Problem details: Pull each line holding "Read" out of the entries below.

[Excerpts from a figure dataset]
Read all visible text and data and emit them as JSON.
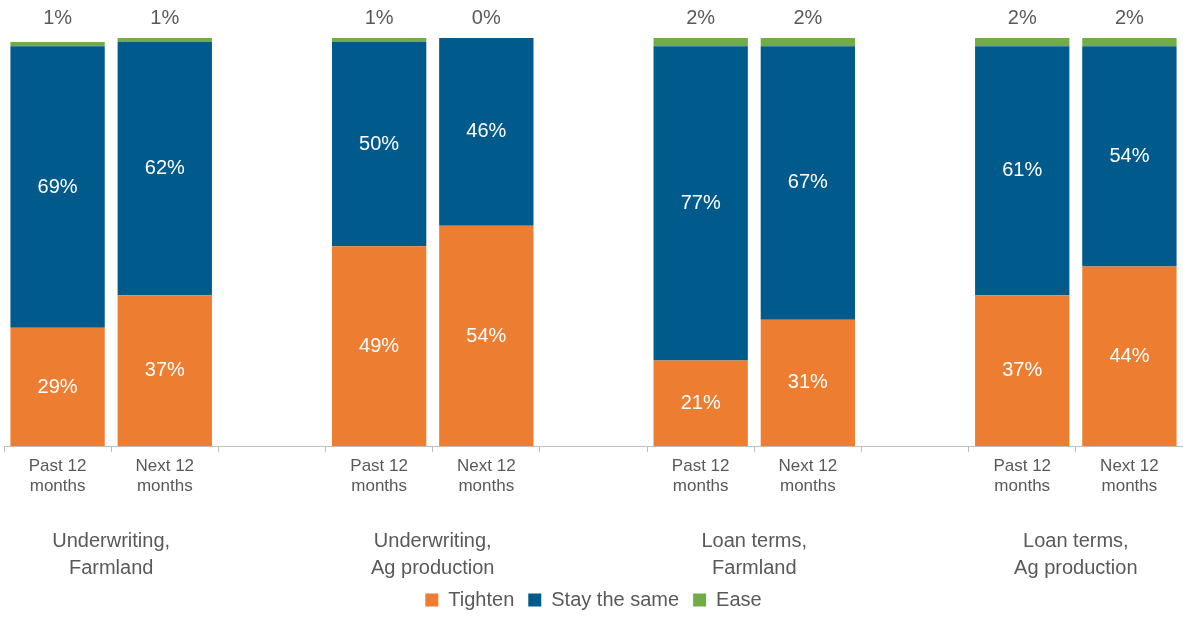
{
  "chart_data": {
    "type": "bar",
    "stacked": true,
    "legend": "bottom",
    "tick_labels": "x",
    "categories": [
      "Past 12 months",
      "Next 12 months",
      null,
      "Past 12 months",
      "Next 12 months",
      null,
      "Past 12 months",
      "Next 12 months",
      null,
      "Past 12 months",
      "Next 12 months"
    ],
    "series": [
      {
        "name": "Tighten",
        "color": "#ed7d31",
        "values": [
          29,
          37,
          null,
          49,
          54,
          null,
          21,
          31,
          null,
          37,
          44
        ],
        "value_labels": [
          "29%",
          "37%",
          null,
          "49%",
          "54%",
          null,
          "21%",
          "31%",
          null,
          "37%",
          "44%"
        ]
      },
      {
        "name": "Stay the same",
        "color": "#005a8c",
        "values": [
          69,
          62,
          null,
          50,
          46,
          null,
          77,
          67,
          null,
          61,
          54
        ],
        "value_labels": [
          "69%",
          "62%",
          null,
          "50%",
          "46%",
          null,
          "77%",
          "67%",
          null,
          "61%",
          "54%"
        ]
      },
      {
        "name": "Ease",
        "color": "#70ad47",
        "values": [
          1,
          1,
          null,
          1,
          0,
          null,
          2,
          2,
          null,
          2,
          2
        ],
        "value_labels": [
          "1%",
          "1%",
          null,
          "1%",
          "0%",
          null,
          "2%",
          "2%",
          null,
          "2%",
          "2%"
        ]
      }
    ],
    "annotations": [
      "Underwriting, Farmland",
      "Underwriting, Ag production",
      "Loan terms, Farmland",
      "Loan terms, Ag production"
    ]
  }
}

* * *

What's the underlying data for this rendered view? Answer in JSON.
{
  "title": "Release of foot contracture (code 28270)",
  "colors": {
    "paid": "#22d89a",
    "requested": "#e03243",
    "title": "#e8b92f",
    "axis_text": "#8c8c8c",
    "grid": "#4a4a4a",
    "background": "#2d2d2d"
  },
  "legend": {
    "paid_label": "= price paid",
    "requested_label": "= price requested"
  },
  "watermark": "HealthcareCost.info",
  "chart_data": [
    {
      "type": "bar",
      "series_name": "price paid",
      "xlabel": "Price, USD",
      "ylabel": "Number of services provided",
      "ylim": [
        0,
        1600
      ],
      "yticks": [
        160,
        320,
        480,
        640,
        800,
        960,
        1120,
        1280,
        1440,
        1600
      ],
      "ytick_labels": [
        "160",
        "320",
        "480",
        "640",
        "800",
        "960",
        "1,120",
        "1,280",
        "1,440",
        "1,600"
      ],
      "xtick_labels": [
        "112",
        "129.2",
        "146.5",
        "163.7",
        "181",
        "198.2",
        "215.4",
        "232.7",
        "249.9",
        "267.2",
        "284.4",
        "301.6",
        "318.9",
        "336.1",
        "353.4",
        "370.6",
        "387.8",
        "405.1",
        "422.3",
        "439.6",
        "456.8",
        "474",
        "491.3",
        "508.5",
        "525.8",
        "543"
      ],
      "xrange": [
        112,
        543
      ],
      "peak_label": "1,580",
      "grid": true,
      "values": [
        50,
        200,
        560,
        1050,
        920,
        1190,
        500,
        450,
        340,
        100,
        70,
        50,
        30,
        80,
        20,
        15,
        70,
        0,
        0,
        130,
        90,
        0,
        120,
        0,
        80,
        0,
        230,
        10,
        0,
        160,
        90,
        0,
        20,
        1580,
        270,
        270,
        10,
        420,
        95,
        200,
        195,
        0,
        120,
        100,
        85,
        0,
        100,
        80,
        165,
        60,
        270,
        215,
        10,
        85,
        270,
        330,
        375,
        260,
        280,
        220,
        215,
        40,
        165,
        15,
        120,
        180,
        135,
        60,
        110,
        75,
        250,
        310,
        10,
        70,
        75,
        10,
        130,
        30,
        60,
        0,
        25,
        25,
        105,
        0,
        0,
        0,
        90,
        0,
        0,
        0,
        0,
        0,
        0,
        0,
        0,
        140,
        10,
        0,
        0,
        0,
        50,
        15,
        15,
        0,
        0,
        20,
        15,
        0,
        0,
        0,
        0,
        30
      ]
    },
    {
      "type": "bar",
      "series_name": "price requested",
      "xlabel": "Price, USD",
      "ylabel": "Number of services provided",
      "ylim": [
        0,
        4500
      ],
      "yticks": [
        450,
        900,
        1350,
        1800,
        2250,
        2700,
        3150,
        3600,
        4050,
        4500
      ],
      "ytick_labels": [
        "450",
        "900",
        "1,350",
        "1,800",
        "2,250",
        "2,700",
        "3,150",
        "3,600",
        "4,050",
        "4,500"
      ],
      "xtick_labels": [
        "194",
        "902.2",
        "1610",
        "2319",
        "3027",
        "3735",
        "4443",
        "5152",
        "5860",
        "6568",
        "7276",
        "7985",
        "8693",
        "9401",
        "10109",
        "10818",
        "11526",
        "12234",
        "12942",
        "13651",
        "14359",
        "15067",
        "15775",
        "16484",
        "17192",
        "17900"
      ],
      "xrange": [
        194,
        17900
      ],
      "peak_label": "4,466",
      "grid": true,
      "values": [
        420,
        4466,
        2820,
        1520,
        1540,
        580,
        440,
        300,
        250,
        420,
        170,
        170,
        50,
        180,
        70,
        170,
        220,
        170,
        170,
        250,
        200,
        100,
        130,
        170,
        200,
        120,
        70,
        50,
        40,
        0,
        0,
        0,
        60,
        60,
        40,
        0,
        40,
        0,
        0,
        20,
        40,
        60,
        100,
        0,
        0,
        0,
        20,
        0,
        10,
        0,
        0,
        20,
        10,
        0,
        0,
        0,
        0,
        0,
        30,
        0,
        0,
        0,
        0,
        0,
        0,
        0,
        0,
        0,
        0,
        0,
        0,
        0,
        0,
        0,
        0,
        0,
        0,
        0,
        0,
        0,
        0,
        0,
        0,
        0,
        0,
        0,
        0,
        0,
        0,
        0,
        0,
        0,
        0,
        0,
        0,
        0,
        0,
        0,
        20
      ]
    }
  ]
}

...

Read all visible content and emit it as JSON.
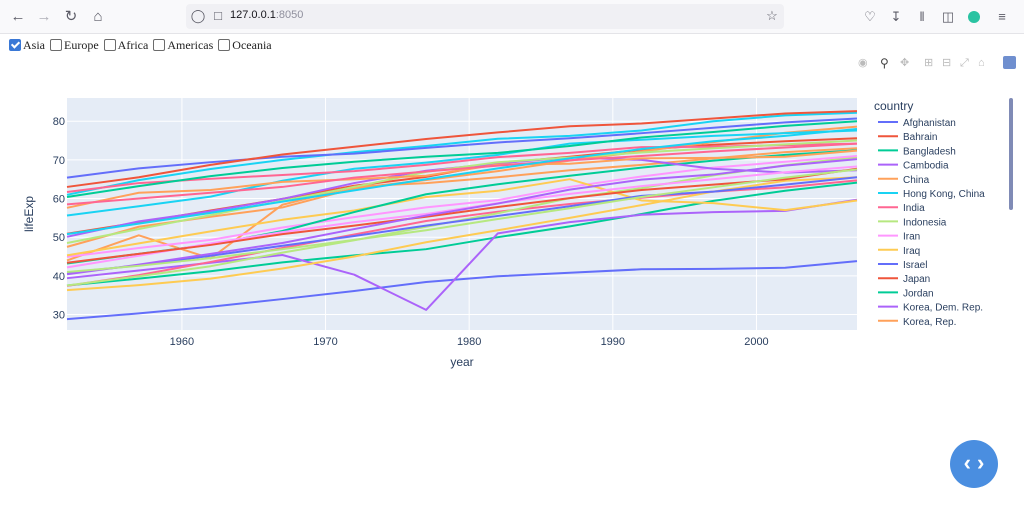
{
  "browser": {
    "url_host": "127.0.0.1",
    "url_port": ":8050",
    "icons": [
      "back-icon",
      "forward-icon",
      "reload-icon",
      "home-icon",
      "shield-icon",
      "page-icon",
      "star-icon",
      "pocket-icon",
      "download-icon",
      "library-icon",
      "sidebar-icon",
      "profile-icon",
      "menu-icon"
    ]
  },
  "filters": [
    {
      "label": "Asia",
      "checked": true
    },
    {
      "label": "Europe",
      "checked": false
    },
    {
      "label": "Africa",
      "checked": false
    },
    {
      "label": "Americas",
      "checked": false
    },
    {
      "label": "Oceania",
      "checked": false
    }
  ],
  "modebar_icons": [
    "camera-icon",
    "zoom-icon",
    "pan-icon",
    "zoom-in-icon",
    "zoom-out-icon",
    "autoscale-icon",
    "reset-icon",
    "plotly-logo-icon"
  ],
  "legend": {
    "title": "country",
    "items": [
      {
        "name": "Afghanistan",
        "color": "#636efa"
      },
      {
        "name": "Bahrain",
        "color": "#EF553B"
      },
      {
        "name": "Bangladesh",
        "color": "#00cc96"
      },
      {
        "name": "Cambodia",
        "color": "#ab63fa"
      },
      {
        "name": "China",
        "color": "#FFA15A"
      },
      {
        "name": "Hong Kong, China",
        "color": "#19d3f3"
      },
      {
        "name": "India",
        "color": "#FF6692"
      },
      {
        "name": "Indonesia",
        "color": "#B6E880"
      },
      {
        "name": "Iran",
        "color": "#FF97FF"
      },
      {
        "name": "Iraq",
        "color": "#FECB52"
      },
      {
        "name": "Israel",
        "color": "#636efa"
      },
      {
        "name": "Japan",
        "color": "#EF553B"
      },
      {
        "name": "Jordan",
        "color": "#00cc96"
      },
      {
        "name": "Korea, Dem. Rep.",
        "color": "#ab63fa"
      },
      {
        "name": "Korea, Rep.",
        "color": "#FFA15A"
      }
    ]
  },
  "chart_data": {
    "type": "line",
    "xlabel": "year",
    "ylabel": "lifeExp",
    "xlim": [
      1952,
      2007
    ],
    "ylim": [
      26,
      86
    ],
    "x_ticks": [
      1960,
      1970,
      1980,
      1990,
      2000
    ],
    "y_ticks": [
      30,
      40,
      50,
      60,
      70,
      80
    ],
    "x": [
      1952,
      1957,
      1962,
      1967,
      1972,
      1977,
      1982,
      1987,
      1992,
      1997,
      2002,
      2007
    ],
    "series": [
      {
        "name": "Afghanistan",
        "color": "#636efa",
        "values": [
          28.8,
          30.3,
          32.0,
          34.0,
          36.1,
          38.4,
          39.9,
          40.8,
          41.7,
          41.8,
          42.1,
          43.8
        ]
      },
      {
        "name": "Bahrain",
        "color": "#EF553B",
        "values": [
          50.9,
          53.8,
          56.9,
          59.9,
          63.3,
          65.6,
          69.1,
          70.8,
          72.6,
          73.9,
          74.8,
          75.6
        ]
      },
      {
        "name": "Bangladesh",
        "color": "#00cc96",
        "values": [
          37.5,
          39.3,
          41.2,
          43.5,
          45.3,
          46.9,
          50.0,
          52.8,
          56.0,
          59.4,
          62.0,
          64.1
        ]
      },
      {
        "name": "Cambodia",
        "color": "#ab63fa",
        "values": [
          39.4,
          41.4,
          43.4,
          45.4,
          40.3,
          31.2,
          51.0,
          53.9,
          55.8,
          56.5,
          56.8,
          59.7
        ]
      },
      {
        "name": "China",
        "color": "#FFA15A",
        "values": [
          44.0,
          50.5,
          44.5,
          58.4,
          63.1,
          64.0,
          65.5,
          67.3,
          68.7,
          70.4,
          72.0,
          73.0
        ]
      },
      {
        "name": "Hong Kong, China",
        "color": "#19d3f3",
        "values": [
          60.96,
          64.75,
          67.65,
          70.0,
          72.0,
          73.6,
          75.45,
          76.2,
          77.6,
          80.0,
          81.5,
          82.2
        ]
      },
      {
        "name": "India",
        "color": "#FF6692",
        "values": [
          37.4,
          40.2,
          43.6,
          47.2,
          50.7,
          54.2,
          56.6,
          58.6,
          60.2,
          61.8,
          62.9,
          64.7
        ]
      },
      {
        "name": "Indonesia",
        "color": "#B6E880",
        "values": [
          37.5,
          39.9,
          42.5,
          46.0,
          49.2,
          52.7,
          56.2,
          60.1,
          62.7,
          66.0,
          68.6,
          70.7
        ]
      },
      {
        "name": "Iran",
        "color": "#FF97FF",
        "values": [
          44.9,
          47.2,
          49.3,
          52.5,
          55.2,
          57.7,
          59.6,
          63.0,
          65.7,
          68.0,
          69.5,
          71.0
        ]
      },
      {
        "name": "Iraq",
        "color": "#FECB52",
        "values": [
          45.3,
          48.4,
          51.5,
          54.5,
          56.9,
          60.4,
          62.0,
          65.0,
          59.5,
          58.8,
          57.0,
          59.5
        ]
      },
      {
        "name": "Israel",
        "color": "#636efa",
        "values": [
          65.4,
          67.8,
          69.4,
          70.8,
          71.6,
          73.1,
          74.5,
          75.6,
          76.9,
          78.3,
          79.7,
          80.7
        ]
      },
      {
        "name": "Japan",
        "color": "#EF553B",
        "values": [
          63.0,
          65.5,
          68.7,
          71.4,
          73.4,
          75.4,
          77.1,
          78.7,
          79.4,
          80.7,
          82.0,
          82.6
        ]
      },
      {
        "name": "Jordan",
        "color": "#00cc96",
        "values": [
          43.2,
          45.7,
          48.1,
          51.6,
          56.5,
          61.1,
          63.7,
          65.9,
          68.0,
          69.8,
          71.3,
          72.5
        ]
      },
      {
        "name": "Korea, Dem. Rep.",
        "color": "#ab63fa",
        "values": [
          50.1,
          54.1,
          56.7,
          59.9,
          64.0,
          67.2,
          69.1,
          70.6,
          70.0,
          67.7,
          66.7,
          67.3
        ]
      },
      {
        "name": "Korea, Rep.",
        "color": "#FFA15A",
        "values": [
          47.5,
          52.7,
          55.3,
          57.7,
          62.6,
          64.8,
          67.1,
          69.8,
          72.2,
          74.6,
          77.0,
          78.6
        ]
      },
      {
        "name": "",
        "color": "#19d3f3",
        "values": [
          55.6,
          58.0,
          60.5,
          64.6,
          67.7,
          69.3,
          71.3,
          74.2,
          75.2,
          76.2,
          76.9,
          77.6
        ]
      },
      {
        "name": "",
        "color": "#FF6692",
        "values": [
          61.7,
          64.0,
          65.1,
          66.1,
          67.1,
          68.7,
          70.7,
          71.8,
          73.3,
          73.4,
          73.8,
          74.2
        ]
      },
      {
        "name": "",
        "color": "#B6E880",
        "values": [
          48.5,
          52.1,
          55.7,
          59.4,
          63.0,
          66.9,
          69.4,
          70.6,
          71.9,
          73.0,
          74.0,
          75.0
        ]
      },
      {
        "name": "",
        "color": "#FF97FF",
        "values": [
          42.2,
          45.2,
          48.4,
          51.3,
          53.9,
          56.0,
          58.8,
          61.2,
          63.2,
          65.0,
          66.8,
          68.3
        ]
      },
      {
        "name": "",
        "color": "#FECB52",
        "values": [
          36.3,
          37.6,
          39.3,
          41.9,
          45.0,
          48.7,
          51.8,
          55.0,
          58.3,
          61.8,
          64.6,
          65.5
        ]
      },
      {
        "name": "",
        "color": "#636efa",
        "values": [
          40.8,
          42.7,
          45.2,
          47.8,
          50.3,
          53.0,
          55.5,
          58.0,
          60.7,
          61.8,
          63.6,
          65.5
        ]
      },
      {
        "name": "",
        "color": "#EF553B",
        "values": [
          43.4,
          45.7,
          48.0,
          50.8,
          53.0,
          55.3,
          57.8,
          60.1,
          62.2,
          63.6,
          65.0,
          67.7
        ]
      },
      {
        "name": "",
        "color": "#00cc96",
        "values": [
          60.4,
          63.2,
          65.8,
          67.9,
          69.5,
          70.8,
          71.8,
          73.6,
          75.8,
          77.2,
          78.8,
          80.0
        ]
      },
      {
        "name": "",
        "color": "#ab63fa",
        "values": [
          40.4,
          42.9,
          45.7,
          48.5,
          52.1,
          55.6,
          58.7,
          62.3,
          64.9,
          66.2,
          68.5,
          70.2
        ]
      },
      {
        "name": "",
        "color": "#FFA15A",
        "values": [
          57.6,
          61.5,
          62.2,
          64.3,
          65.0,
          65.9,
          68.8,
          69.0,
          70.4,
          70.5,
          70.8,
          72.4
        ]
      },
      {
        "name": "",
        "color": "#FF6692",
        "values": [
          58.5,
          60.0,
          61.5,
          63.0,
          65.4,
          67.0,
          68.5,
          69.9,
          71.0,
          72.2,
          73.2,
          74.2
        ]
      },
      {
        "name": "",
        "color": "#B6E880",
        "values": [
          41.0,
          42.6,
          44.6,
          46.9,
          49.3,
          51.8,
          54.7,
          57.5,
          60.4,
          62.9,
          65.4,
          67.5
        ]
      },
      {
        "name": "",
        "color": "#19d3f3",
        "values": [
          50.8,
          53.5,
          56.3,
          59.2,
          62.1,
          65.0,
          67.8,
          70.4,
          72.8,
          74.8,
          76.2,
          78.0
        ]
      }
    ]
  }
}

Result of the exercise:
Read all visible text and data and emit them as JSON.
Read all visible content and emit it as JSON.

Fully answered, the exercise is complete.